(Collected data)
◆ ◆ ◆ ◆ ◆ ◆ ◆

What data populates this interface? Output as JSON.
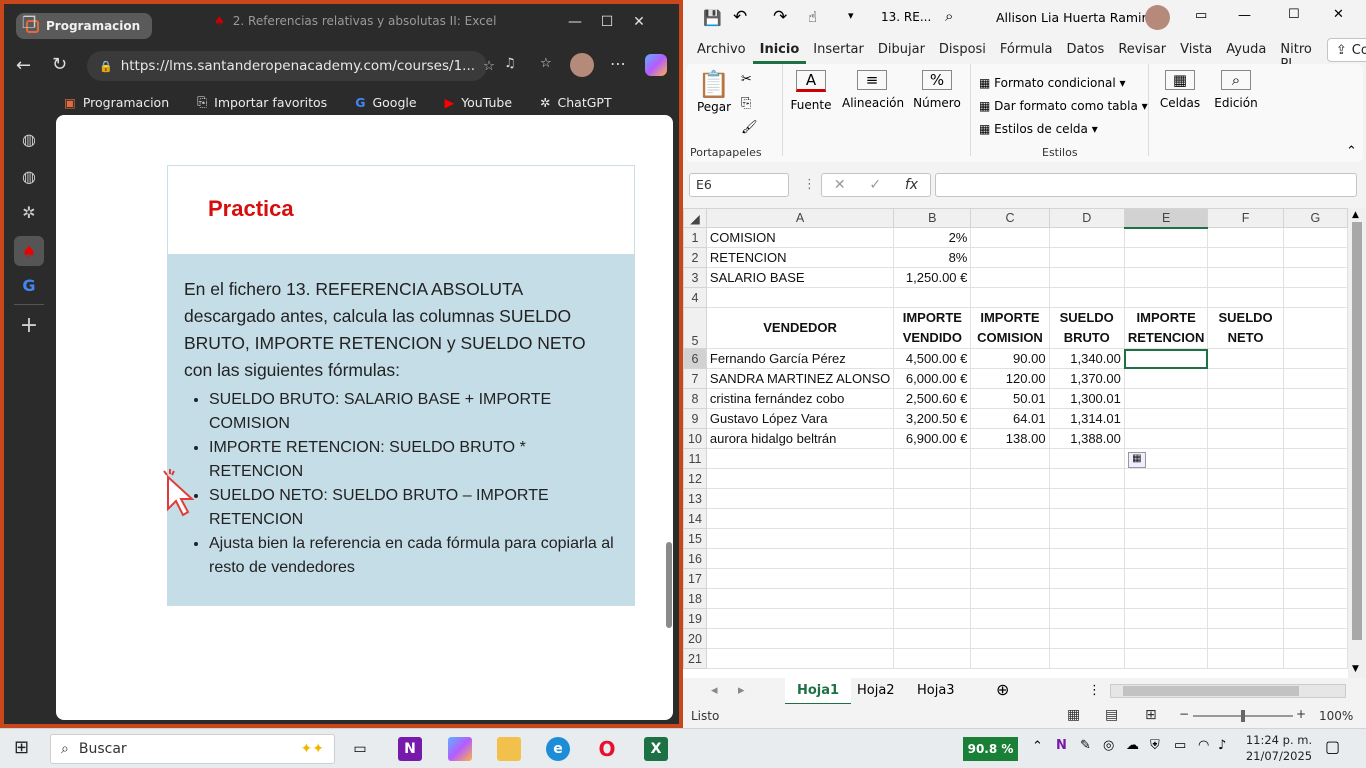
{
  "browser": {
    "tab_group": "Programacion",
    "tab_title": "2. Referencias relativas y absolutas II: Excel",
    "url": "https://lms.santanderopenacademy.com/courses/1...",
    "bookmarks": [
      "Programacion",
      "Importar favoritos",
      "Google",
      "YouTube",
      "ChatGPT"
    ]
  },
  "lesson": {
    "heading": "Practica",
    "intro": "En el fichero 13. REFERENCIA ABSOLUTA descargado antes, calcula las columnas SUELDO BRUTO, IMPORTE RETENCION y SUELDO NETO con las siguientes fórmulas:",
    "bullets": [
      "SUELDO BRUTO: SALARIO BASE + IMPORTE COMISION",
      "IMPORTE RETENCION: SUELDO BRUTO * RETENCION",
      "SUELDO NETO: SUELDO BRUTO – IMPORTE RETENCION",
      "Ajusta bien la referencia en cada fórmula para copiarla al resto de vendedores"
    ]
  },
  "excel": {
    "file_title": "13. RE...",
    "user": "Allison Lia Huerta Ramirez",
    "ribbon_tabs": [
      "Archivo",
      "Inicio",
      "Insertar",
      "Dibujar",
      "Disposi",
      "Fórmula",
      "Datos",
      "Revisar",
      "Vista",
      "Ayuda",
      "Nitro PI"
    ],
    "share": "Compartir",
    "groups": {
      "pegar": "Pegar",
      "portapapeles": "Portapapeles",
      "fuente": "Fuente",
      "alineacion": "Alineación",
      "numero": "Número",
      "formato_condicional": "Formato condicional",
      "dar_formato": "Dar formato como tabla",
      "estilos_celda": "Estilos de celda",
      "estilos": "Estilos",
      "celdas": "Celdas",
      "edicion": "Edición"
    },
    "name_box": "E6",
    "columns": [
      "A",
      "B",
      "C",
      "D",
      "E",
      "F",
      "G"
    ],
    "rows": {
      "r1": {
        "a": "COMISION",
        "b": "2%"
      },
      "r2": {
        "a": "RETENCION",
        "b": "8%"
      },
      "r3": {
        "a": "SALARIO BASE",
        "b": "1,250.00 €"
      },
      "headers": {
        "a": "VENDEDOR",
        "b1": "IMPORTE",
        "b2": "VENDIDO",
        "c1": "IMPORTE",
        "c2": "COMISION",
        "d1": "SUELDO",
        "d2": "BRUTO",
        "e1": "IMPORTE",
        "e2": "RETENCION",
        "f1": "SUELDO",
        "f2": "NETO"
      },
      "data": [
        {
          "name": "Fernando García Pérez",
          "vendido": "4,500.00 €",
          "comision": "90.00",
          "bruto": "1,340.00"
        },
        {
          "name": "SANDRA MARTINEZ ALONSO",
          "vendido": "6,000.00 €",
          "comision": "120.00",
          "bruto": "1,370.00"
        },
        {
          "name": "cristina fernández cobo",
          "vendido": "2,500.60 €",
          "comision": "50.01",
          "bruto": "1,300.01"
        },
        {
          "name": "Gustavo López Vara",
          "vendido": "3,200.50 €",
          "comision": "64.01",
          "bruto": "1,314.01"
        },
        {
          "name": "aurora hidalgo beltrán",
          "vendido": "6,900.00 €",
          "comision": "138.00",
          "bruto": "1,388.00"
        }
      ]
    },
    "row_numbers": [
      "1",
      "2",
      "3",
      "4",
      "5",
      "6",
      "7",
      "8",
      "9",
      "10",
      "11",
      "12",
      "13",
      "14",
      "15",
      "16",
      "17",
      "18",
      "19",
      "20",
      "21"
    ],
    "sheets": [
      "Hoja1",
      "Hoja2",
      "Hoja3"
    ],
    "status": "Listo",
    "zoom": "100%"
  },
  "taskbar": {
    "search": "Buscar",
    "battery": "90.8 %",
    "time": "11:24 p. m.",
    "date": "21/07/2025"
  },
  "colors": {
    "accent_red": "#d70e0e",
    "excel_green": "#1e7145",
    "frame": "#c8471b"
  }
}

◆ ◆ ◆ ◆ ◆ ◆ ◆

■ Brief:
Copy each line of the records above that carries the word "RETENCION".

■ Solution to this exercise:
    "intro": "En el fichero 13. REFERENCIA ABSOLUTA descargado antes, calcula las columnas SUELDO BRUTO, IMPORTE RETENCION y SUELDO NETO con las siguientes fórmulas:",
      "IMPORTE RETENCION: SUELDO BRUTO * RETENCION",
      "SUELDO NETO: SUELDO BRUTO – IMPORTE RETENCION",
        "a": "RETENCION",
        "e2": "RETENCION",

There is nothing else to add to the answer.